> _Problem_: Filter the records below down to lines containing "this".

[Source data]
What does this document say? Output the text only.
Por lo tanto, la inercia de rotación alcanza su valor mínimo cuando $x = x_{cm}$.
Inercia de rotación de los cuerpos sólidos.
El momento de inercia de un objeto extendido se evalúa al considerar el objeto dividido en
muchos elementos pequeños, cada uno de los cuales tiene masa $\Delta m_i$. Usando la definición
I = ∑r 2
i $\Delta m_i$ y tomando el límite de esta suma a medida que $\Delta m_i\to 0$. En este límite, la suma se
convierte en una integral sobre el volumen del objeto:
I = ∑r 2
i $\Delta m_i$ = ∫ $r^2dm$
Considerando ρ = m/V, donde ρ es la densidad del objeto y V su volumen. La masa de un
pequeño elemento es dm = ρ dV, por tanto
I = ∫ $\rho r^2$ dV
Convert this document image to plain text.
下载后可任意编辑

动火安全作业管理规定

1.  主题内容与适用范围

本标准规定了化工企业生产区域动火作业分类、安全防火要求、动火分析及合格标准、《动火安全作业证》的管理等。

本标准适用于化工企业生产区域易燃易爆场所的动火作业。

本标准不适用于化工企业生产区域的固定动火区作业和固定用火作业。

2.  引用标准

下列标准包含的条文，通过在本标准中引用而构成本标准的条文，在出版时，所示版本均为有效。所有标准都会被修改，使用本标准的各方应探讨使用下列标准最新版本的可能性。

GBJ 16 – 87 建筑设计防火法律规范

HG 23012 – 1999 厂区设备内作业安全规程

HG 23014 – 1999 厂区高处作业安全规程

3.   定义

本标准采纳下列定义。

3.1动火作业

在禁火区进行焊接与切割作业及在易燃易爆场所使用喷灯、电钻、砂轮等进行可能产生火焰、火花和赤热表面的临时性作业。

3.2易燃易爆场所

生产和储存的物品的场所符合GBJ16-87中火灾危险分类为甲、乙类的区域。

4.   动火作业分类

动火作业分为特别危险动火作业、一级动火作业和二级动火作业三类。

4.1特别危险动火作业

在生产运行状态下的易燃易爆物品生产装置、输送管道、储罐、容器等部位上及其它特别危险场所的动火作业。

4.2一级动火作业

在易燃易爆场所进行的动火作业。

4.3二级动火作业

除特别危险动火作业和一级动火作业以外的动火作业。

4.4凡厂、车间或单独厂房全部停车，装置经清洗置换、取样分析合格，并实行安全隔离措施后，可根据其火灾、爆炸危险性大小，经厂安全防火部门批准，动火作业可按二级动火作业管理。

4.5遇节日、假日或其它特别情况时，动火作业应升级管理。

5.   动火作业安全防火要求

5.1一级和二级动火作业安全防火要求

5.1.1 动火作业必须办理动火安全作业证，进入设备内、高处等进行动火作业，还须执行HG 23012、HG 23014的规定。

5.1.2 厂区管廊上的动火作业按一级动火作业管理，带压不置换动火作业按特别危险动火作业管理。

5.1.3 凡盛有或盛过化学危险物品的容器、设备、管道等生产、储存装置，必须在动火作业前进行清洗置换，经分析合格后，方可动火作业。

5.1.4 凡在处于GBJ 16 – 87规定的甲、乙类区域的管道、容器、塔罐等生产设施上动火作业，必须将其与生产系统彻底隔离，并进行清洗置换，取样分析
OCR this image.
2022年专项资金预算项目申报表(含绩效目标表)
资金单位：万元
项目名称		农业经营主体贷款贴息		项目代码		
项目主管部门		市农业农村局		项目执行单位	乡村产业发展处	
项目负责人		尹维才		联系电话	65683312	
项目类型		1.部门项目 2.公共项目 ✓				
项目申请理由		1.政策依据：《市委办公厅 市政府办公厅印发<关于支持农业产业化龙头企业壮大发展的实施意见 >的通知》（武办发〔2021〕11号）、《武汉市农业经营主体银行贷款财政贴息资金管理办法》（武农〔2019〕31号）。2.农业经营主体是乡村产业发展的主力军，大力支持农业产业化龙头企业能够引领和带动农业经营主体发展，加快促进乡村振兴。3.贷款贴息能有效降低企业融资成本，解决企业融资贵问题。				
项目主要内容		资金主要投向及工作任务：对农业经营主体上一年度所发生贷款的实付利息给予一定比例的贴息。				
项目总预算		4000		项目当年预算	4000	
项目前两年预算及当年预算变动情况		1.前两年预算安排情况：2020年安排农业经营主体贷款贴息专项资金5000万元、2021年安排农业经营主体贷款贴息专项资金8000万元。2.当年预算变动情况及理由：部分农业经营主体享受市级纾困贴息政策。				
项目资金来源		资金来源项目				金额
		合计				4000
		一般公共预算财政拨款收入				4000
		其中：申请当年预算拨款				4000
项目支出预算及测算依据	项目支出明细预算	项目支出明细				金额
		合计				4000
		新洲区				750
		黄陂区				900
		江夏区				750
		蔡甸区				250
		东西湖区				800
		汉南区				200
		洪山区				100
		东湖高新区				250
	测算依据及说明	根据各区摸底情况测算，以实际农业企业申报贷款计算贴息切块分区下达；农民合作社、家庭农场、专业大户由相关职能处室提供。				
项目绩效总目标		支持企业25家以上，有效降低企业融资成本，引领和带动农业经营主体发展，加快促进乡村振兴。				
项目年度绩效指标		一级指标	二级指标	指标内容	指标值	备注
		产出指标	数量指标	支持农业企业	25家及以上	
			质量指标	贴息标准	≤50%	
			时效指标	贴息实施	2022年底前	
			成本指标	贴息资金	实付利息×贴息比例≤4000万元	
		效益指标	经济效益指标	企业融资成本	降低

> _Correct output_:
What does this document say? Output the text only.
Convert this document image to plain text.
OCR this image.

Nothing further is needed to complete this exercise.